◆ **Task statement**
Check every line of the data below for the string "Populists", and copy the ones that hold it.

◆ **Record list**

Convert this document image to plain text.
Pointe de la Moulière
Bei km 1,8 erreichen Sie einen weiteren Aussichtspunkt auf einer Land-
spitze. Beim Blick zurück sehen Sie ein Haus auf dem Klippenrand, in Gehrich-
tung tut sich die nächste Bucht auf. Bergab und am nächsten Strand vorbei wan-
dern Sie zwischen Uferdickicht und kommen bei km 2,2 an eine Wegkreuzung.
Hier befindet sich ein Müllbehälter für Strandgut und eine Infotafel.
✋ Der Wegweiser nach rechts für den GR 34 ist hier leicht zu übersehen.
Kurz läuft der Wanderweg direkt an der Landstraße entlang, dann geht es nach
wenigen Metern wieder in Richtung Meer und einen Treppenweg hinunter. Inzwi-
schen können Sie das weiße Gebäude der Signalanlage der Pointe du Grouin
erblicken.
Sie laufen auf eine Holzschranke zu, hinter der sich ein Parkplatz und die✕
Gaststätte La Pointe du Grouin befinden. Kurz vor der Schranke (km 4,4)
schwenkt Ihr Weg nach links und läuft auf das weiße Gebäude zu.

==

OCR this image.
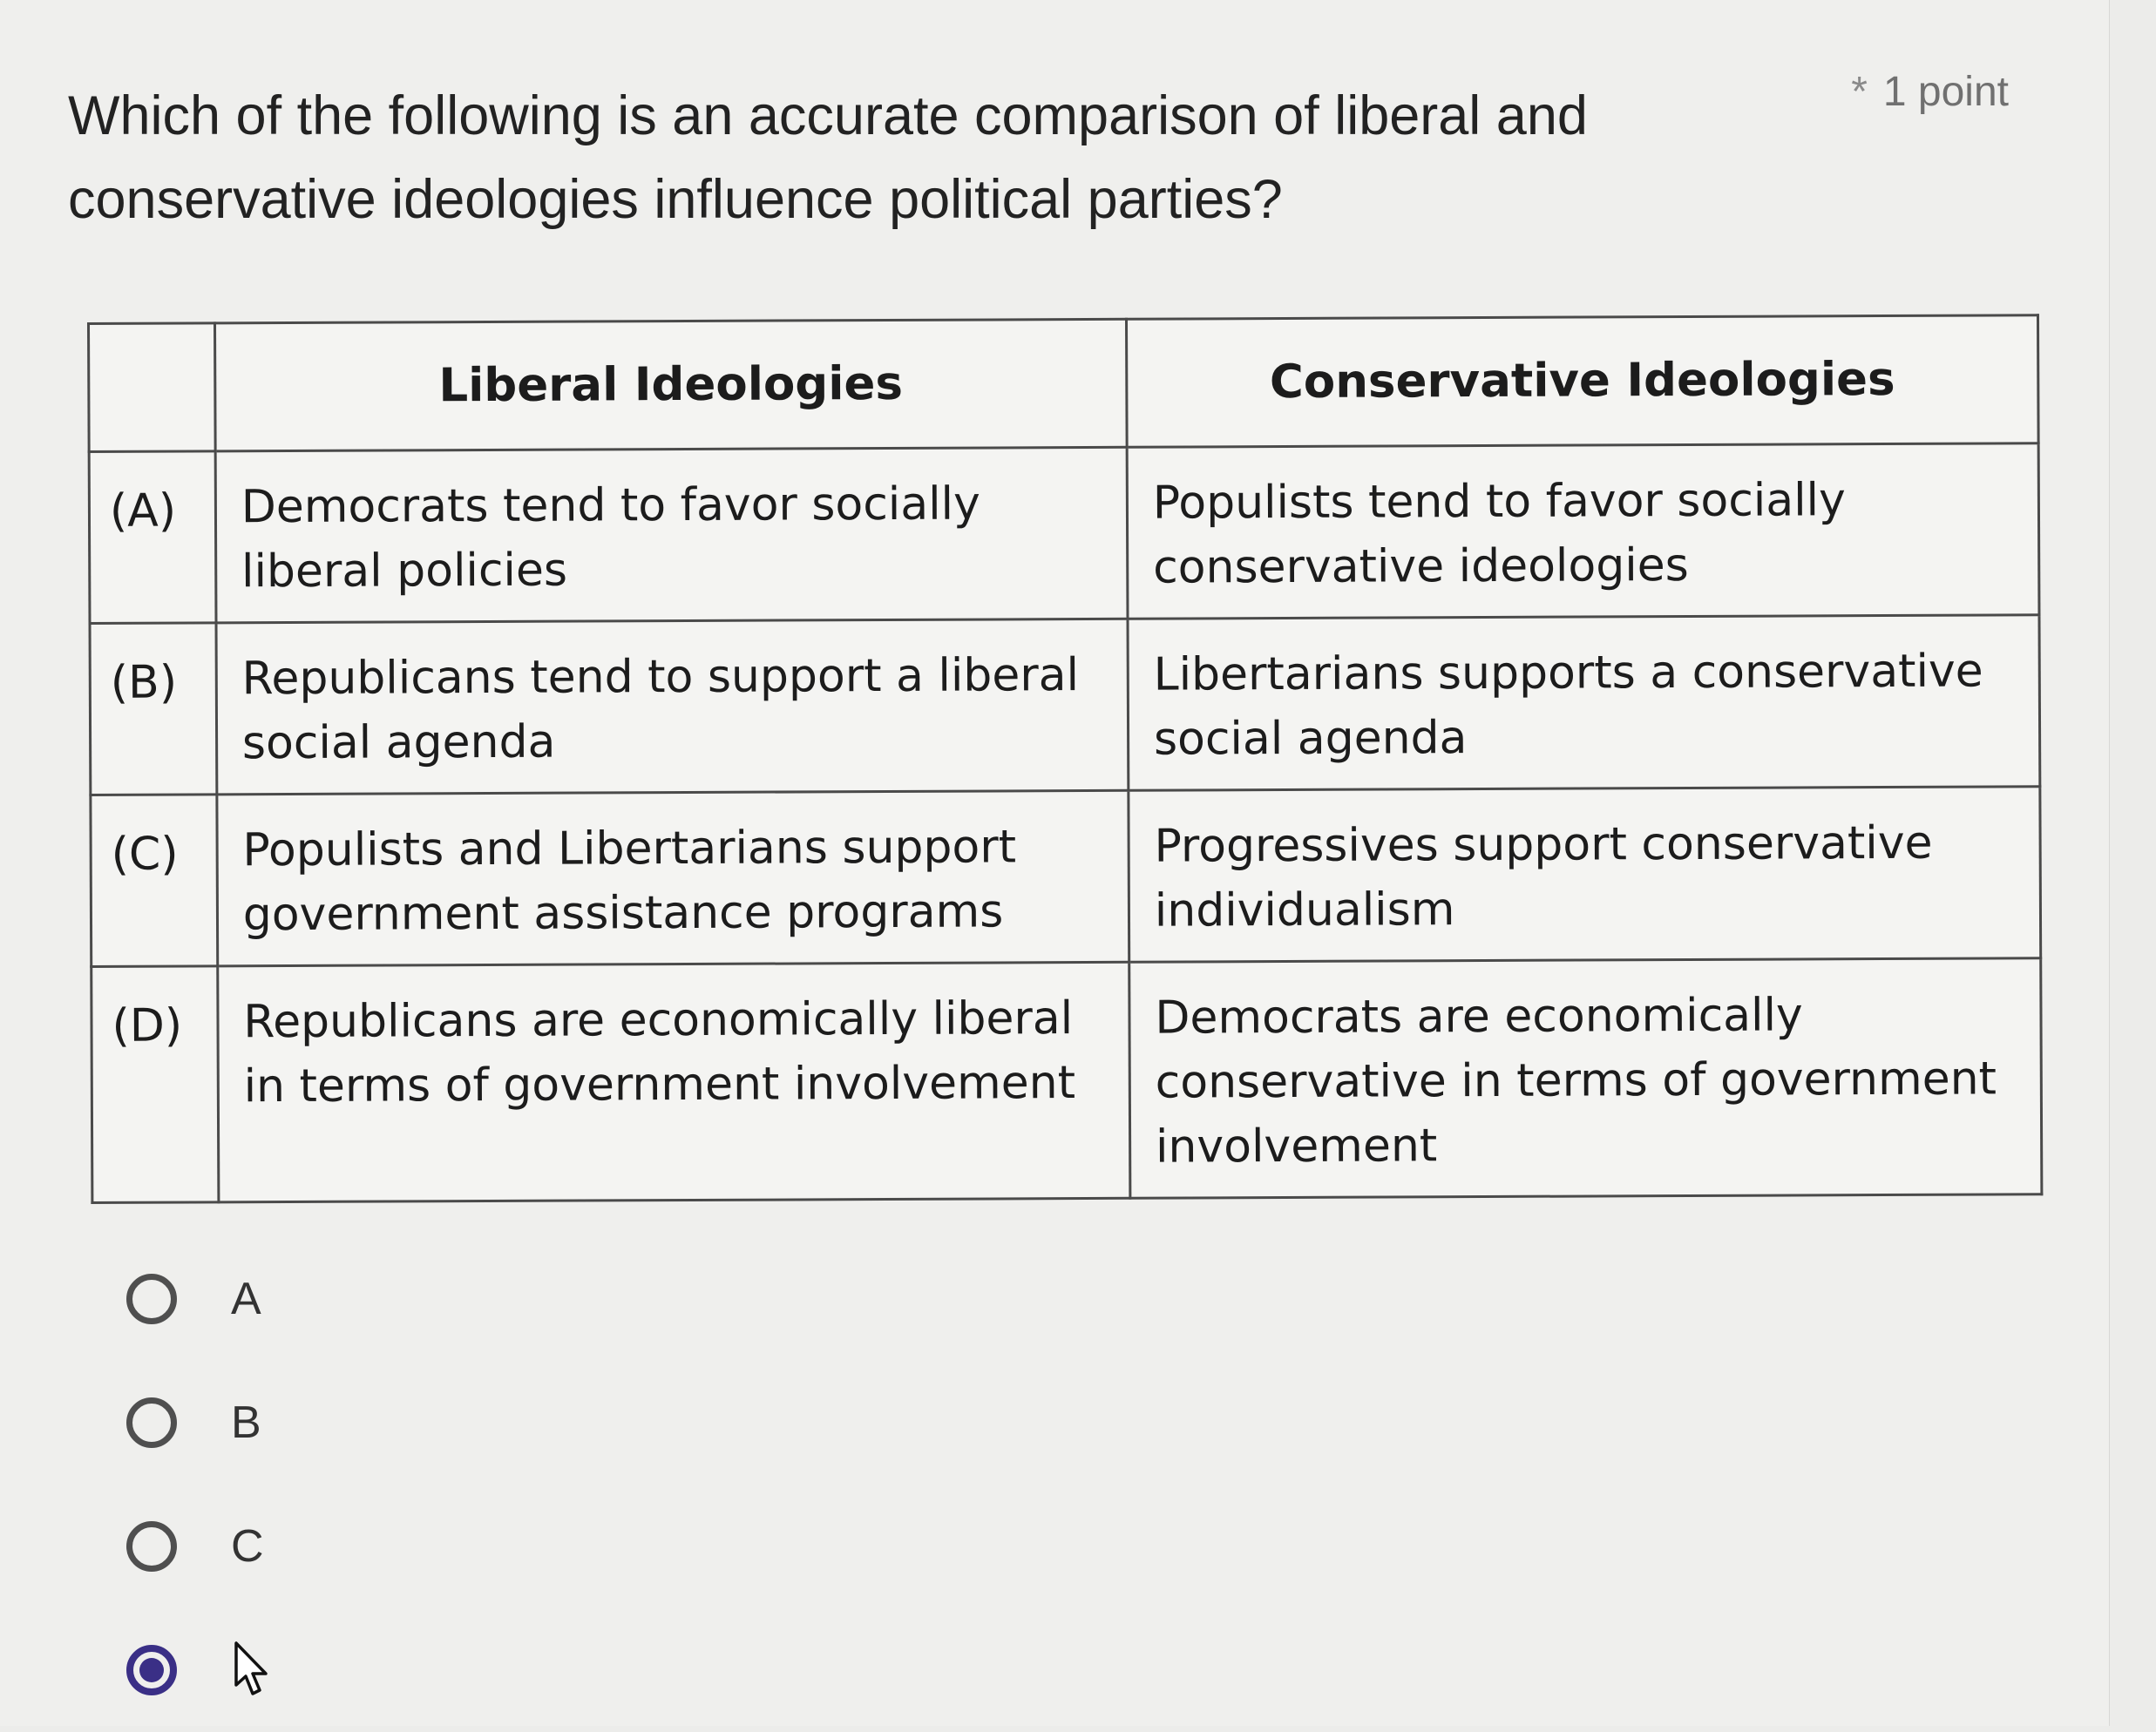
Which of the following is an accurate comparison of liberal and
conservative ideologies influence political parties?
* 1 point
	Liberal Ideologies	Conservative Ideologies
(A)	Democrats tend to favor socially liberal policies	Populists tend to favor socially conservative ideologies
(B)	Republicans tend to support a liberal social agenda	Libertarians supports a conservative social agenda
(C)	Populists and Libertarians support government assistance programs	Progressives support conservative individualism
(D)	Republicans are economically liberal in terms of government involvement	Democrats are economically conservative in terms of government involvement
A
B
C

...

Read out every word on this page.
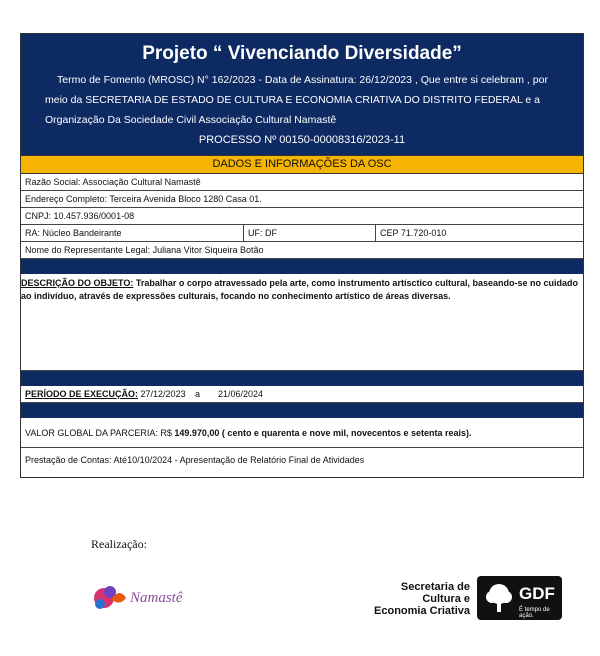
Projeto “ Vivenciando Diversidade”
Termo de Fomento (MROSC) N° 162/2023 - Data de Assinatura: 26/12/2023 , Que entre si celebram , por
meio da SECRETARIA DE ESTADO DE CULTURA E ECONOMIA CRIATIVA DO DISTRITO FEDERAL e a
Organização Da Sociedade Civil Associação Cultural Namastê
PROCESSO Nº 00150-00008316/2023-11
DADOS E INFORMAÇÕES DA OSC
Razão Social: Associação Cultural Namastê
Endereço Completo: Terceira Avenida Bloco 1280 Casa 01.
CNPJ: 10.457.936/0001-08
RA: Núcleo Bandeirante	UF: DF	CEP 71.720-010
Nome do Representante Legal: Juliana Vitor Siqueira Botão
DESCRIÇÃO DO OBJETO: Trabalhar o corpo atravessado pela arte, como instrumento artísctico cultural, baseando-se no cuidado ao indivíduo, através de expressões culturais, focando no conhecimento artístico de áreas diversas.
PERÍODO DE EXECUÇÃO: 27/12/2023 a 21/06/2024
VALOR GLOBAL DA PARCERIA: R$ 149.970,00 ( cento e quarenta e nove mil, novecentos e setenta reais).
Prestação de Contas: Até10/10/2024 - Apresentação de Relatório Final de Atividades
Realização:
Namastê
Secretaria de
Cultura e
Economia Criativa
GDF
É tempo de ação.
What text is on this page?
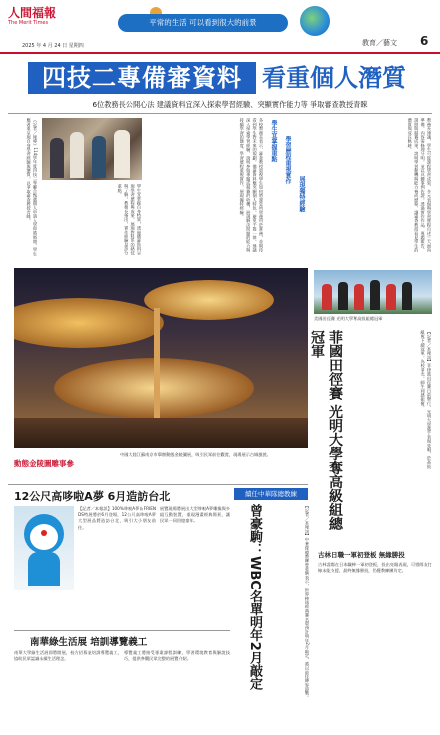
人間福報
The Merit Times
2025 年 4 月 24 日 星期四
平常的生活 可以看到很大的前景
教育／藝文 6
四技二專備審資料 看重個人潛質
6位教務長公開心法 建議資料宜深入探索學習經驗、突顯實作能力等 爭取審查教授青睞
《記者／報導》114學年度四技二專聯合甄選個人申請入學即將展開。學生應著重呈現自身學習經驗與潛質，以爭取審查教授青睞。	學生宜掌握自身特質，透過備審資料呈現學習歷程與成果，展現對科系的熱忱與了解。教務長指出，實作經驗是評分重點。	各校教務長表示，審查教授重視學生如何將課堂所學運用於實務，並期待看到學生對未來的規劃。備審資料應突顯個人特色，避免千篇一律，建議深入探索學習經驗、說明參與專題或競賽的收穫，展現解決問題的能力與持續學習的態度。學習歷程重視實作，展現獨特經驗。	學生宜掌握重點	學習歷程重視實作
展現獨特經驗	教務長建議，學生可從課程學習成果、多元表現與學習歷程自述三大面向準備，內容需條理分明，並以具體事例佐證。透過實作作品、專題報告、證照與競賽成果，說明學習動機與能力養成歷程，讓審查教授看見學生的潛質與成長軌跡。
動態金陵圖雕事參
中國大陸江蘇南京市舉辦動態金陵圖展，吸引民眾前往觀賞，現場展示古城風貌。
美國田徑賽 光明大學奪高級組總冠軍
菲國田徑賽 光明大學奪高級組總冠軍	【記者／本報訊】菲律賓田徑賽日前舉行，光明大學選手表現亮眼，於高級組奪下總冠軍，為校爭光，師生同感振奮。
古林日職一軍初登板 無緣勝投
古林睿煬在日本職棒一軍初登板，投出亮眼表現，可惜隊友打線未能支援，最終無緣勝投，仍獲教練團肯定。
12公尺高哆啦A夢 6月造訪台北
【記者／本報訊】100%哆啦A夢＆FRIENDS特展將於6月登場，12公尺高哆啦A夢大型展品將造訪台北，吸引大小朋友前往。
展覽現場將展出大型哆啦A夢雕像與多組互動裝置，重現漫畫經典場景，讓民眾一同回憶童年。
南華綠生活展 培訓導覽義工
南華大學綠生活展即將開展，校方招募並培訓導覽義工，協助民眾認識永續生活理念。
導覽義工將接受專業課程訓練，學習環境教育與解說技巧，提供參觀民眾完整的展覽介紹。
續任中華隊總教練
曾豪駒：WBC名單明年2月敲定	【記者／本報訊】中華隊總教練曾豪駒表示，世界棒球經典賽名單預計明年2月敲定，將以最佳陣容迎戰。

◆ **Solution**
(A)	Democrats tend to favor socially liberal policies	Populists tend to favor socially conservative ideologies
(C)	Populists and Libertarians support government assistance programs	Progressives support conservative individualism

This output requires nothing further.